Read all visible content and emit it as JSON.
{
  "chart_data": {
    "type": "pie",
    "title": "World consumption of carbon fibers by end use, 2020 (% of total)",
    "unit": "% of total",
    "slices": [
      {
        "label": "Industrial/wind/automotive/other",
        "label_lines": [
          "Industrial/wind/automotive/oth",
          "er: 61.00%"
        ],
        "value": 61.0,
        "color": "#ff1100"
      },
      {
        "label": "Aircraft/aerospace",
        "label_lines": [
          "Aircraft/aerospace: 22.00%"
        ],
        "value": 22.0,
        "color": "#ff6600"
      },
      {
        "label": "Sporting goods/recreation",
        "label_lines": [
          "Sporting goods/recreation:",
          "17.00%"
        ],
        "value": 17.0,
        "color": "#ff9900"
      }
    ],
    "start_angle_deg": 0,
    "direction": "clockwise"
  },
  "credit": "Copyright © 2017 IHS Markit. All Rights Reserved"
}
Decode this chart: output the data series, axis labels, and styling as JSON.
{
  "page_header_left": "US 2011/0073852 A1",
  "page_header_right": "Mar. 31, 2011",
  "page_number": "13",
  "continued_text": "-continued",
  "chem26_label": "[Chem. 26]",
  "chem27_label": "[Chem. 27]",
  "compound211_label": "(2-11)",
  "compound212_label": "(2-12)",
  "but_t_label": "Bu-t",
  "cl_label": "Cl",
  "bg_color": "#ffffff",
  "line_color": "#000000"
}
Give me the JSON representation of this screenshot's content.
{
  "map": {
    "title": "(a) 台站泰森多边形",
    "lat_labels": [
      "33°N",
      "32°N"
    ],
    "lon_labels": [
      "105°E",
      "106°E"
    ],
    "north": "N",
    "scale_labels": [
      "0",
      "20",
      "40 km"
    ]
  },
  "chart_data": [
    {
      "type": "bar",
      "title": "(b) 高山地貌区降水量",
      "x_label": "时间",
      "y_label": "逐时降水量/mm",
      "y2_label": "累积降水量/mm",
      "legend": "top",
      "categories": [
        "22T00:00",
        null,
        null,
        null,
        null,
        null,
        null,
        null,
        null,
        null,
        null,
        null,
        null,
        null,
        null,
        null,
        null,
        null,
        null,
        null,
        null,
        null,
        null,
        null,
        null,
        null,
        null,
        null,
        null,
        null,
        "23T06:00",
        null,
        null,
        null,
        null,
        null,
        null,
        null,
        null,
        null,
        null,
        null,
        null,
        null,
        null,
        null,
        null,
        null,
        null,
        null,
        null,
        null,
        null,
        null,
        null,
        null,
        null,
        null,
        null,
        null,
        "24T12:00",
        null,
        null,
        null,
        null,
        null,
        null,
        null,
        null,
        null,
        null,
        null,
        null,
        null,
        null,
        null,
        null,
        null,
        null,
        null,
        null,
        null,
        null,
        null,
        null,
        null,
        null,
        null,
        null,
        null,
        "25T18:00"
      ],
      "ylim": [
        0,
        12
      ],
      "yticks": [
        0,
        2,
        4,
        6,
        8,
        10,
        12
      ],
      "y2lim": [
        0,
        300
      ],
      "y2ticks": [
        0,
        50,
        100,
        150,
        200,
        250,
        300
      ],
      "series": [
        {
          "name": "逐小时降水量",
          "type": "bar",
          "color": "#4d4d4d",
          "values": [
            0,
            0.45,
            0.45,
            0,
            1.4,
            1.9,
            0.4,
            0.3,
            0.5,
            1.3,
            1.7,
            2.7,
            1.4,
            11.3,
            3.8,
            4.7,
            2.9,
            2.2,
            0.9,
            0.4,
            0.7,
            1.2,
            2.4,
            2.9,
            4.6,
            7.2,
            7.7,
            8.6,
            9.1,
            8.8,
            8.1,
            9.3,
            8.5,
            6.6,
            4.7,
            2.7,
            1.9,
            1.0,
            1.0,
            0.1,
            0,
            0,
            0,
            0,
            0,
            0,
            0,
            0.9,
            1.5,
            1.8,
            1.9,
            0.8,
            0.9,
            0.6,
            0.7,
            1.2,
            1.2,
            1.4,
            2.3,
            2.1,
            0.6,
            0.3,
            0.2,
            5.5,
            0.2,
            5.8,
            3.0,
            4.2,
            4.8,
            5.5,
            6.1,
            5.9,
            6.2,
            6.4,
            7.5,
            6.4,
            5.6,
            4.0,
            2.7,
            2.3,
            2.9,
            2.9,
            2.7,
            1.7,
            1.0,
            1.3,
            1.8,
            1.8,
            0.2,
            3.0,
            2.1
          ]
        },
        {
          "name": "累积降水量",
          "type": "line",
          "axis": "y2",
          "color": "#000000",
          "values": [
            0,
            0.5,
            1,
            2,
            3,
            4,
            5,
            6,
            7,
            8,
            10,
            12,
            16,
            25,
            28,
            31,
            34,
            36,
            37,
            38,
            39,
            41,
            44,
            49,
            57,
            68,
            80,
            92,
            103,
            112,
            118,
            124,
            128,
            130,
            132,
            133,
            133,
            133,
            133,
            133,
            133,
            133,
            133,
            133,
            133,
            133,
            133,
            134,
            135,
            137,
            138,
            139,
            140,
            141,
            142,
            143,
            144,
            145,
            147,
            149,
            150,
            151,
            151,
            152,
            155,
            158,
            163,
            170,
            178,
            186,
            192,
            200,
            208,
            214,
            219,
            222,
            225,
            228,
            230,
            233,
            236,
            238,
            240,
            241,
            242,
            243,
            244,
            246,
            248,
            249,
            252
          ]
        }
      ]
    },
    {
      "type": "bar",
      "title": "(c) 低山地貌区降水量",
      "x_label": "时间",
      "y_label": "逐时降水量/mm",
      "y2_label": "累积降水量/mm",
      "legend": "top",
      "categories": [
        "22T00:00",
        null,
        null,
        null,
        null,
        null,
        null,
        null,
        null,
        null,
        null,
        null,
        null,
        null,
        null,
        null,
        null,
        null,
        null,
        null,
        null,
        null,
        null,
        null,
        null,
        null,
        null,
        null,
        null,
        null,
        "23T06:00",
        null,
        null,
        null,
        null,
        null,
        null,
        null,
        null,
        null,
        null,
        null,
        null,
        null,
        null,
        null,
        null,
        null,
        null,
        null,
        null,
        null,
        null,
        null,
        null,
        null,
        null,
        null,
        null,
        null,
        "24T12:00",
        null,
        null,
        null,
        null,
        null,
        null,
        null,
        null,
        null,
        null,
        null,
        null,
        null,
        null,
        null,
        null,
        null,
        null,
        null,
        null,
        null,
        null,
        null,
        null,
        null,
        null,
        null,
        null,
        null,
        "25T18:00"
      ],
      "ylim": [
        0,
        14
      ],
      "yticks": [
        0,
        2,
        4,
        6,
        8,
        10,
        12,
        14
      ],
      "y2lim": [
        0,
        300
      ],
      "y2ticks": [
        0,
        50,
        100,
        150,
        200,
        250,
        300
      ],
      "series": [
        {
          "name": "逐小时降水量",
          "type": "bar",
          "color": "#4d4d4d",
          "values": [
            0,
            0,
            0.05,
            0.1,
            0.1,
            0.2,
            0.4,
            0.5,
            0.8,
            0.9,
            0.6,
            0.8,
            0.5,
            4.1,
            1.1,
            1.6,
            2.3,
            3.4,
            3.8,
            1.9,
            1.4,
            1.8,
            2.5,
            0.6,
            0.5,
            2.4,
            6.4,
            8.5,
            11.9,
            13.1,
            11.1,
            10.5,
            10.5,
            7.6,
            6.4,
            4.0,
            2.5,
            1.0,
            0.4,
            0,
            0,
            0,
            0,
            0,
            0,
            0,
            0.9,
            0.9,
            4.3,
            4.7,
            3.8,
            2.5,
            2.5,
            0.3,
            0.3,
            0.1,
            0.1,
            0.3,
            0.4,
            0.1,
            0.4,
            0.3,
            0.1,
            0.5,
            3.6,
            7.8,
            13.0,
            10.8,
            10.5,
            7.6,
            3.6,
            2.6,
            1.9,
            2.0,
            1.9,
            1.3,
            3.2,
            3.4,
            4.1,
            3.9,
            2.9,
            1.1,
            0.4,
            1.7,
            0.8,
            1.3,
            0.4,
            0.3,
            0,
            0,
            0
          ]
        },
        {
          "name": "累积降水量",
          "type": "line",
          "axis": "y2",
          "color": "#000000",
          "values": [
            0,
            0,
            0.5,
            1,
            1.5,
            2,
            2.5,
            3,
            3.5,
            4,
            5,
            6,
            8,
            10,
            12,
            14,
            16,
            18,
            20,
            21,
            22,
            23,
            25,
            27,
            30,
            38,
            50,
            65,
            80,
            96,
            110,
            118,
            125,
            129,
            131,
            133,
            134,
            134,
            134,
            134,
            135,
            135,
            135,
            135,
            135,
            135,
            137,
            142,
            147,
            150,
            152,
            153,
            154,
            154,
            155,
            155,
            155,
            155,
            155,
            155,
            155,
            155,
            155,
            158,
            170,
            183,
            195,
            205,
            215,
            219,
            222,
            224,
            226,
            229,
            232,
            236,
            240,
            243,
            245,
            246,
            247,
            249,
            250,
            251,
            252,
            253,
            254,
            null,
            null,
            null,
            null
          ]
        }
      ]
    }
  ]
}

DIRECTIONS → Scan the records above for the string "Aircraft", then select every line that holds it.

THE RESULT →
        "label": "Aircraft/aerospace",
          "Aircraft/aerospace: 22.00%"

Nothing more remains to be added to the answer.